Task goal: Count how many lines contain the word "highlight". Please give only the number.

--- Start Data records ---

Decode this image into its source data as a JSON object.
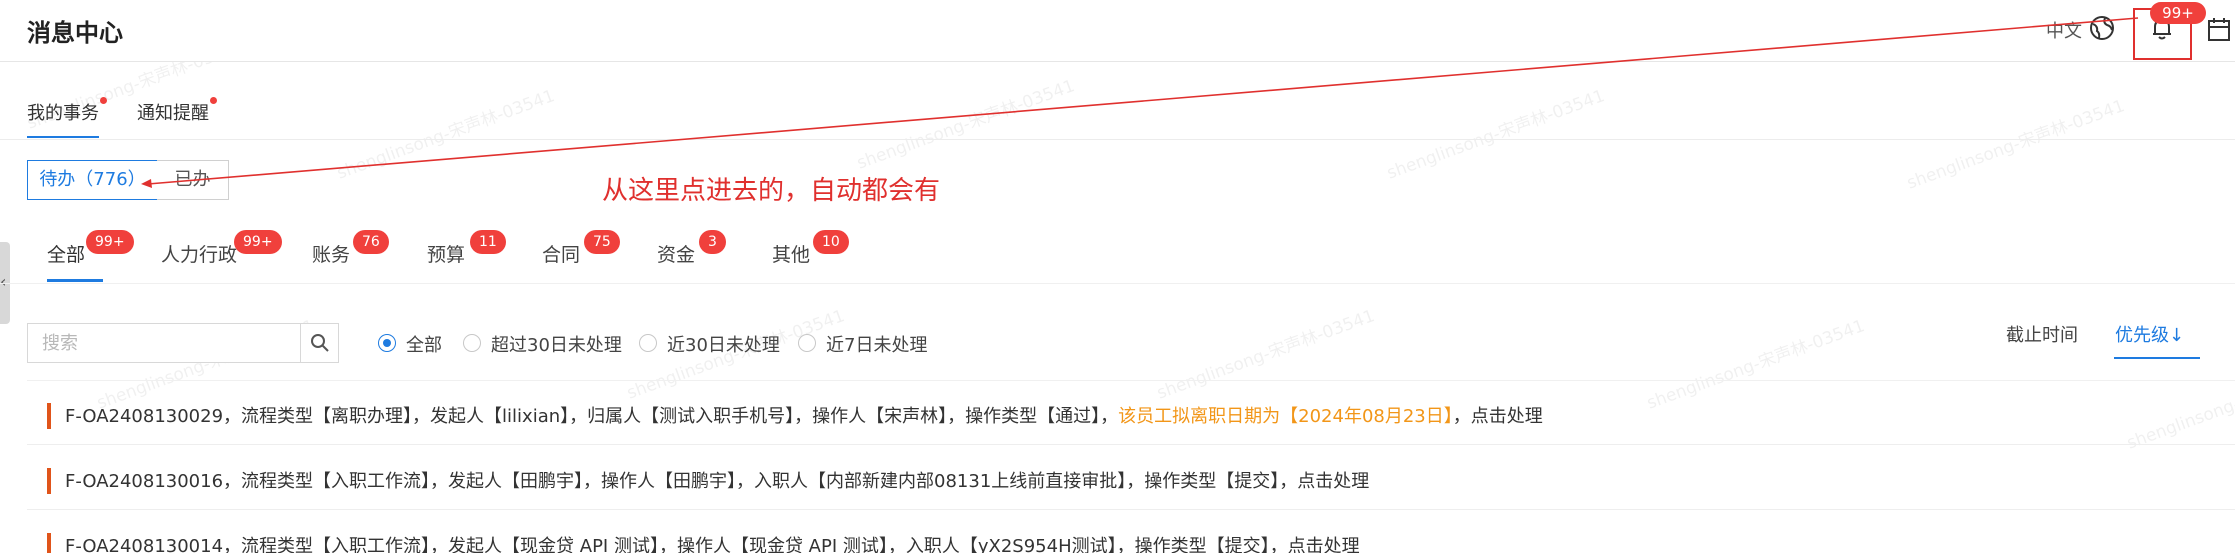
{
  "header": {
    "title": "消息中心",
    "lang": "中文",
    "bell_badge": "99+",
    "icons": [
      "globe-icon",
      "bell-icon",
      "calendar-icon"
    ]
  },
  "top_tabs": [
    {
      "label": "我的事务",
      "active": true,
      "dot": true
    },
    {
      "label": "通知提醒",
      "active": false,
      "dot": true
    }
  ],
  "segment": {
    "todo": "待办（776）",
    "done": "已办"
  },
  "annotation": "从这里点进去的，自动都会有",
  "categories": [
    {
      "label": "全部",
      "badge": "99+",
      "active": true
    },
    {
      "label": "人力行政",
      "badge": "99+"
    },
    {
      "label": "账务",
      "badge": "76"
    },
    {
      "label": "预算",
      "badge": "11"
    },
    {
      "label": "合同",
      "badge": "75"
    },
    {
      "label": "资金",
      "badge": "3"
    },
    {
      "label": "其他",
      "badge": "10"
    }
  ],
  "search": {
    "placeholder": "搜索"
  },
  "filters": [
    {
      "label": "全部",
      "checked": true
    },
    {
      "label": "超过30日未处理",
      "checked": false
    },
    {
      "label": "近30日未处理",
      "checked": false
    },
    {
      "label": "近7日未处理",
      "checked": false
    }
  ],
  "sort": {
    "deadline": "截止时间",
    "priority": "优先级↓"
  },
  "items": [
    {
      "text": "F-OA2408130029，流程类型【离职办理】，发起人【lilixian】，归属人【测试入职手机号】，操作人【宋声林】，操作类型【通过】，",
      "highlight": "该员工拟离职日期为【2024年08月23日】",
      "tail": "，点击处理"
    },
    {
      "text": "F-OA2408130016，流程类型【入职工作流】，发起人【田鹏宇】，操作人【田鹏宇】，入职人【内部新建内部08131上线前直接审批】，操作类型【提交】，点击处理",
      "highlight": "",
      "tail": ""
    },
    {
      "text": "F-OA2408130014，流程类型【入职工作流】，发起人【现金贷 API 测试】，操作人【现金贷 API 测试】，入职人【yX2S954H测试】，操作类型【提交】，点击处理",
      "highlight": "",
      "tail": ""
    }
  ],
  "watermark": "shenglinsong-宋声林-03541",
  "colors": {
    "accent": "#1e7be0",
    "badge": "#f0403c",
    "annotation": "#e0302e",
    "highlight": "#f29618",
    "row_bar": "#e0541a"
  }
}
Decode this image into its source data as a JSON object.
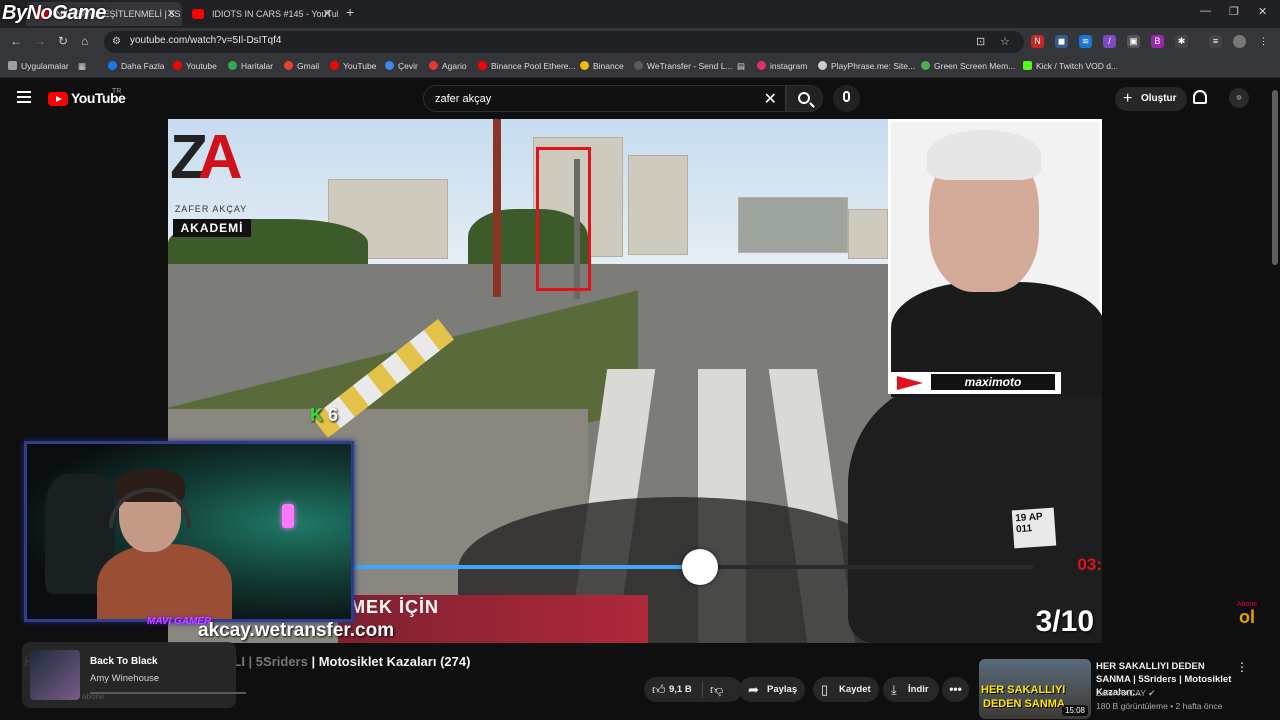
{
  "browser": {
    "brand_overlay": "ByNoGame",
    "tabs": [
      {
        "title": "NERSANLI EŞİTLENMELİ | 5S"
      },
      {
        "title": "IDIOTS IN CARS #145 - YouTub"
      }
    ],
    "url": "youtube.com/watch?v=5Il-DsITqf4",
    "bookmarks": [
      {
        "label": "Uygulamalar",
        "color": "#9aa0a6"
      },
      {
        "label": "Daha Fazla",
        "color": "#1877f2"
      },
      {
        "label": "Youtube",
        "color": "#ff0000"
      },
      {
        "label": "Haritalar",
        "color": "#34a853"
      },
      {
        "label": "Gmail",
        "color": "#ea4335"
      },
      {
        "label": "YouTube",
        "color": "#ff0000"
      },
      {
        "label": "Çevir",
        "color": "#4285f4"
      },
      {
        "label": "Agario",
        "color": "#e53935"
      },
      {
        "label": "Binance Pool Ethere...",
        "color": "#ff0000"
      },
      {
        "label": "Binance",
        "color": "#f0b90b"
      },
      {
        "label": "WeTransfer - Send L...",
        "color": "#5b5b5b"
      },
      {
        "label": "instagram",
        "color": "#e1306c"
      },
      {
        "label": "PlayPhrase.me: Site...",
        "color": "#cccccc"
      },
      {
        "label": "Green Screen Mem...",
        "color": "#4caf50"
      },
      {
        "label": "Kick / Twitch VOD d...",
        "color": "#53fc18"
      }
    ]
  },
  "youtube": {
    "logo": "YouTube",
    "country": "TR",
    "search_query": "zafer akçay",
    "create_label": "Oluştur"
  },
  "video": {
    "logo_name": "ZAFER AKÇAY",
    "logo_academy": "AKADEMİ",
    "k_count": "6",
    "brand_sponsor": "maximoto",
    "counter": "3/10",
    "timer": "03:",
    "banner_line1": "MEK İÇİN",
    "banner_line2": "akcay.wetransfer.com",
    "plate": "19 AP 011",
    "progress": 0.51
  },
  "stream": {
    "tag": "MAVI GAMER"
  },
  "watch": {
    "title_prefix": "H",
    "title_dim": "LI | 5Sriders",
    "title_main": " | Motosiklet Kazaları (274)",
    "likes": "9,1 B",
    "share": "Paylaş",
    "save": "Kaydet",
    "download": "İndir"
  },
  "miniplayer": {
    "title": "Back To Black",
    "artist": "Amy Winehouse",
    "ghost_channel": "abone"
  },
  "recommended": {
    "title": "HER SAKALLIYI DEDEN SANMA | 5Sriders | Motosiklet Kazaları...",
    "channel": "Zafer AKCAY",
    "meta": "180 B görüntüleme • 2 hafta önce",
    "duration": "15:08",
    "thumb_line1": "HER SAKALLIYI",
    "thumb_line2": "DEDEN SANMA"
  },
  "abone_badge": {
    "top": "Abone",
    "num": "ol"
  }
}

--- End Data records ---
--- Start Data records ---

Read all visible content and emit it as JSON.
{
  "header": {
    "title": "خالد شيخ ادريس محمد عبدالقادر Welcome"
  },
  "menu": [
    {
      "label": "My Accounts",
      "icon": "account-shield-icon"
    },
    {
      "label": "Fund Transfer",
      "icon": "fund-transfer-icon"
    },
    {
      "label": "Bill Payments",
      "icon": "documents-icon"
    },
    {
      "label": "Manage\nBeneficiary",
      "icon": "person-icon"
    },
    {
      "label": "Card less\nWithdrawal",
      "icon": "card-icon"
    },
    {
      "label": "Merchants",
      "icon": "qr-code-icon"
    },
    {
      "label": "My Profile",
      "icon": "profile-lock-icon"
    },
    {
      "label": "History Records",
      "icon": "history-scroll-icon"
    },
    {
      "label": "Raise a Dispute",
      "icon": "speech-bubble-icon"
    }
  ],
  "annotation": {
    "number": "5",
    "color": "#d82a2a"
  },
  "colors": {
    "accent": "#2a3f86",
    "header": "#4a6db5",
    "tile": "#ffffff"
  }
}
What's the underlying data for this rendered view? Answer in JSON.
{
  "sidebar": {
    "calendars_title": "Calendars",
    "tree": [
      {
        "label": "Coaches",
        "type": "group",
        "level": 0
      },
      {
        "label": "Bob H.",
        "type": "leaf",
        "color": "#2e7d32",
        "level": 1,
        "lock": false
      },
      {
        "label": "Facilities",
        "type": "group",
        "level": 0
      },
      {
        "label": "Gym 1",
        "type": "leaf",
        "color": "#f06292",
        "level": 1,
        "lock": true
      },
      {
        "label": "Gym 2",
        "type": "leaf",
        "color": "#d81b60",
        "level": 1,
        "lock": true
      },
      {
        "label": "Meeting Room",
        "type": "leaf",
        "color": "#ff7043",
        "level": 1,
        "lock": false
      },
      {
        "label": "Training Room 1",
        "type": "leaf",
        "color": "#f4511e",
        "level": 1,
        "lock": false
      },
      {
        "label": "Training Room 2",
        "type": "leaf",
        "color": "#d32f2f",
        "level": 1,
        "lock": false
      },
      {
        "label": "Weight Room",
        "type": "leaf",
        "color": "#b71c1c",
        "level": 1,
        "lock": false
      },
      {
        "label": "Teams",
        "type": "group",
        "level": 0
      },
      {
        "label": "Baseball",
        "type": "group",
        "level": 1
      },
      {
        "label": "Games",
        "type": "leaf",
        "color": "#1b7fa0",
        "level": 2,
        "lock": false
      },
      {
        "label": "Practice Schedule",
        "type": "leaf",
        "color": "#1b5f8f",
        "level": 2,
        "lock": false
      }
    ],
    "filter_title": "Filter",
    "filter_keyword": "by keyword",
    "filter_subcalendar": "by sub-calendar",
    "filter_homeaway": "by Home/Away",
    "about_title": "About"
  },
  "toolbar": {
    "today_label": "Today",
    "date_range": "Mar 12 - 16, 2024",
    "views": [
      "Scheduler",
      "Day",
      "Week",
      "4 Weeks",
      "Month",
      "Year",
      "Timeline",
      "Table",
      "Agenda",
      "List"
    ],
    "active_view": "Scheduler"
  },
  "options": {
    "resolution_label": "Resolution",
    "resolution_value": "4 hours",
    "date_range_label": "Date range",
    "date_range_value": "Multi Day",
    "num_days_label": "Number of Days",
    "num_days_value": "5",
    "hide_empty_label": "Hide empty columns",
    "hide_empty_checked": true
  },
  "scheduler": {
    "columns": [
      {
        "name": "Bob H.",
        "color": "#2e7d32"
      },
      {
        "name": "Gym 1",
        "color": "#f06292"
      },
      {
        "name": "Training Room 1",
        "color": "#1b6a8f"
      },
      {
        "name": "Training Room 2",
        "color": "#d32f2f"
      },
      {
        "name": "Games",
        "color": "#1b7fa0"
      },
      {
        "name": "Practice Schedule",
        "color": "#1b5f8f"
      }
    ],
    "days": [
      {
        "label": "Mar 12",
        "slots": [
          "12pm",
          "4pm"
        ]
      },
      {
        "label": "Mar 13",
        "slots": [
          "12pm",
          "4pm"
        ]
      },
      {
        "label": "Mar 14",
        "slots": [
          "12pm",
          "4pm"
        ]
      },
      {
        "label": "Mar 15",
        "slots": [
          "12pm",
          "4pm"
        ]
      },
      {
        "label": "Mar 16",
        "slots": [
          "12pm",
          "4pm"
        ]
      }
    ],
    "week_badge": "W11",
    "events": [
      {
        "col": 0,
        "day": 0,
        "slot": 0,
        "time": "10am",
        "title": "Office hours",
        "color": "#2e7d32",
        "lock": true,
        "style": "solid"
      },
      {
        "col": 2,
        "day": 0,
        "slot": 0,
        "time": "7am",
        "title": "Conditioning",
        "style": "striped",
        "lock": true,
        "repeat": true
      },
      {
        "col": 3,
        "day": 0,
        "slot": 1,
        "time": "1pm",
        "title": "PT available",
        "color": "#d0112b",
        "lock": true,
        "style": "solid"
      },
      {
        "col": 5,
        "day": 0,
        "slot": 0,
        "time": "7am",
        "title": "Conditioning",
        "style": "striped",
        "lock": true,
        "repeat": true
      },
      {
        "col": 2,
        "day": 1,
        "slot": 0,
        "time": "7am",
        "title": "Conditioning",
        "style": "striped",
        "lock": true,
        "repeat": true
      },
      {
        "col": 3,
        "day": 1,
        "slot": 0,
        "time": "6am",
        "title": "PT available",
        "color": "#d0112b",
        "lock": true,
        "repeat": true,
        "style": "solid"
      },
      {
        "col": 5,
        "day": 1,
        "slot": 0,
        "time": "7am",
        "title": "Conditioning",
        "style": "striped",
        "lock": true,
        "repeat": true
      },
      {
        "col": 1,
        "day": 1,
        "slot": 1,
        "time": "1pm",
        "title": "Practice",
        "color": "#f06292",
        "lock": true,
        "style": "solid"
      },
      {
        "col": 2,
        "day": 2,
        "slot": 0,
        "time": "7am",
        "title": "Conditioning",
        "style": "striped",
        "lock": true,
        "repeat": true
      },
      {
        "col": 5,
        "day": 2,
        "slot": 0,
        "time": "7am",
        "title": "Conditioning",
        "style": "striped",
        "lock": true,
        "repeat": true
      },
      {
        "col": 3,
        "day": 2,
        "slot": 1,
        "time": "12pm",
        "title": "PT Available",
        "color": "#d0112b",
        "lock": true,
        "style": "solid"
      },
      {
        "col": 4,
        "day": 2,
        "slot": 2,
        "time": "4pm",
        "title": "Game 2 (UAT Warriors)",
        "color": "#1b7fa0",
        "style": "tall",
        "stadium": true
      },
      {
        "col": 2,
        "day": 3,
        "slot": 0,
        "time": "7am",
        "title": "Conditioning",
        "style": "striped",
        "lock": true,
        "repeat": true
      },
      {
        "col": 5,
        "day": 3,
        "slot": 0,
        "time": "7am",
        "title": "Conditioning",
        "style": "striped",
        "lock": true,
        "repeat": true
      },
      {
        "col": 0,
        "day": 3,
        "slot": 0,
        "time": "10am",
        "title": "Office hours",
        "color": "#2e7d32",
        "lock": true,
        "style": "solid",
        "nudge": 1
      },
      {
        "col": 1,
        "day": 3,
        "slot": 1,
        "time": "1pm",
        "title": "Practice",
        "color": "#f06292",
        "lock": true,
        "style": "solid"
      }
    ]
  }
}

--- End Data records ---

Response: 4